## Data listing
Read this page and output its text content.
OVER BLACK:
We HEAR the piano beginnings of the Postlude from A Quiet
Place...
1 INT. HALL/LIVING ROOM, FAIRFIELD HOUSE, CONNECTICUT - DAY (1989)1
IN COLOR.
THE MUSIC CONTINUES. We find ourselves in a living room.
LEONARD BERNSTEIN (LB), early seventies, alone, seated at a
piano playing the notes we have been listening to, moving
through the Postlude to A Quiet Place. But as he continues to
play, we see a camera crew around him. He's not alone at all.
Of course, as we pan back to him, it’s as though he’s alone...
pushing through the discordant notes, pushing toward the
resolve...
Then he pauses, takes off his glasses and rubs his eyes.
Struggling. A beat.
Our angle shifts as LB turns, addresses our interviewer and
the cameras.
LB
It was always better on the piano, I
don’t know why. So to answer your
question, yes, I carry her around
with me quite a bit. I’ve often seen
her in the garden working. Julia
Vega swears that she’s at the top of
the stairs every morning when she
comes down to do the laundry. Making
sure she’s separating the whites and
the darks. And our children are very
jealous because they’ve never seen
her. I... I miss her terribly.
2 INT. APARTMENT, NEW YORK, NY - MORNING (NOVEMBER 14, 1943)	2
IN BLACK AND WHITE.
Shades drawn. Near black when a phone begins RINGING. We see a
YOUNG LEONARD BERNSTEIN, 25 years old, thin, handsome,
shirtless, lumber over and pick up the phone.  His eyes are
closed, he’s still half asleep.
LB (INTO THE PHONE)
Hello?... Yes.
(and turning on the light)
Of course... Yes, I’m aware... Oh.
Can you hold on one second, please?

## What is asked
Write out the full listing, keeping every line exactly as it is.

## Response to the task
Read this page and output its text content.
OVER BLACK:
We HEAR the piano beginnings of the Postlude from A Quiet
Place...
1 INT. HALL/LIVING ROOM, FAIRFIELD HOUSE, CONNECTICUT - DAY (1989)1
IN COLOR.
THE MUSIC CONTINUES. We find ourselves in a living room.
LEONARD BERNSTEIN (LB), early seventies, alone, seated at a
piano playing the notes we have been listening to, moving
through the Postlude to A Quiet Place. But as he continues to
play, we see a camera crew around him. He's not alone at all.
Of course, as we pan back to him, it’s as though he’s alone...
pushing through the discordant notes, pushing toward the
resolve...
Then he pauses, takes off his glasses and rubs his eyes.
Struggling. A beat.
Our angle shifts as LB turns, addresses our interviewer and
the cameras.
LB
It was always better on the piano, I
don’t know why. So to answer your
question, yes, I carry her around
with me quite a bit. I’ve often seen
her in the garden working. Julia
Vega swears that she’s at the top of
the stairs every morning when she
comes down to do the laundry. Making
sure she’s separating the whites and
the darks. And our children are very
jealous because they’ve never seen
her. I... I miss her terribly.
2 INT. APARTMENT, NEW YORK, NY - MORNING (NOVEMBER 14, 1943)	2
IN BLACK AND WHITE.
Shades drawn. Near black when a phone begins RINGING. We see a
YOUNG LEONARD BERNSTEIN, 25 years old, thin, handsome,
shirtless, lumber over and pick up the phone.  His eyes are
closed, he’s still half asleep.
LB (INTO THE PHONE)
Hello?... Yes.
(and turning on the light)
Of course... Yes, I’m aware... Oh.
Can you hold on one second, please?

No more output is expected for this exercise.